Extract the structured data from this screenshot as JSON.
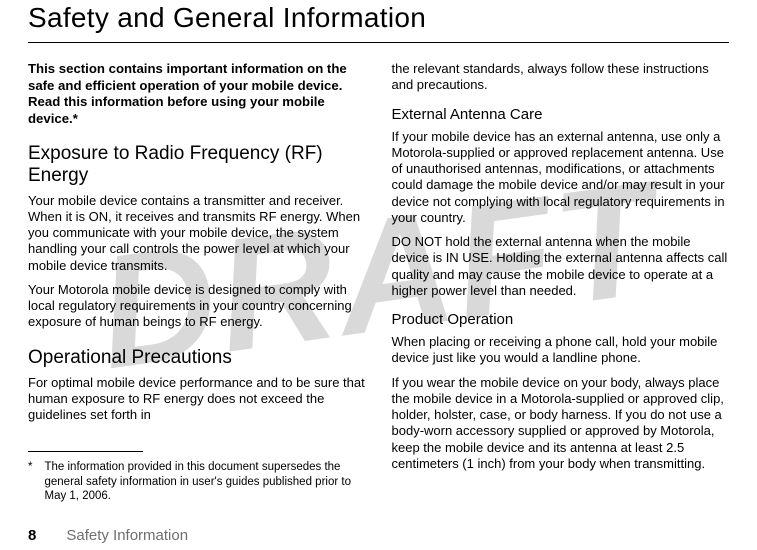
{
  "watermark": "DRAFT",
  "title": "Safety and General Information",
  "lead": "This section contains important information on the safe and efficient operation of your mobile device. Read this information before using your mobile device.*",
  "left": {
    "h2a": "Exposure to Radio Frequency (RF) Energy",
    "p1": "Your mobile device contains a transmitter and receiver. When it is ON, it receives and transmits RF energy. When you communicate with your mobile device, the system handling your call controls the power level at which your mobile device transmits.",
    "p2": "Your Motorola mobile device is designed to comply with local regulatory requirements in your country concerning exposure of human beings to RF energy.",
    "h2b": "Operational Precautions",
    "p3": "For optimal mobile device performance and to be sure that human exposure to RF energy does not exceed the guidelines set forth in"
  },
  "right": {
    "p1": "the relevant standards, always follow these instructions and precautions.",
    "h3a": "External Antenna Care",
    "p2": "If your mobile device has an external antenna, use only a Motorola-supplied or approved replacement antenna. Use of unauthorised antennas, modifications, or attachments could damage the mobile device and/or may result in your device not complying with local regulatory requirements in your country.",
    "p3": "DO NOT hold the external antenna when the mobile device is IN USE. Holding the external antenna affects call quality and may cause the mobile device to operate at a higher power level than needed.",
    "h3b": "Product Operation",
    "p4": "When placing or receiving a phone call, hold your mobile device just like you would a landline phone.",
    "p5": "If you wear the mobile device on your body, always place the mobile device in a Motorola-supplied or approved clip, holder, holster, case, or body harness. If you do not use a body-worn accessory supplied or approved by Motorola, keep the mobile device and its antenna at least 2.5 centimeters (1 inch) from your body when transmitting."
  },
  "footnote": {
    "marker": "*",
    "text": "The information provided in this document supersedes the general safety information in user's guides published prior to May 1, 2006."
  },
  "footer": {
    "page": "8",
    "label": "Safety Information"
  }
}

- **Stated exercise**:
Each line in the listing above that contains "level" should be copied.

- **Problem solution**:
    "p1": "Your mobile device contains a transmitter and receiver. When it is ON, it receives and transmits RF energy. When you communicate with your mobile device, the system handling your call controls the power level at which your mobile device transmits.",
    "p3": "DO NOT hold the external antenna when the mobile device is IN USE. Holding the external antenna affects call quality and may cause the mobile device to operate at a higher power level than needed.",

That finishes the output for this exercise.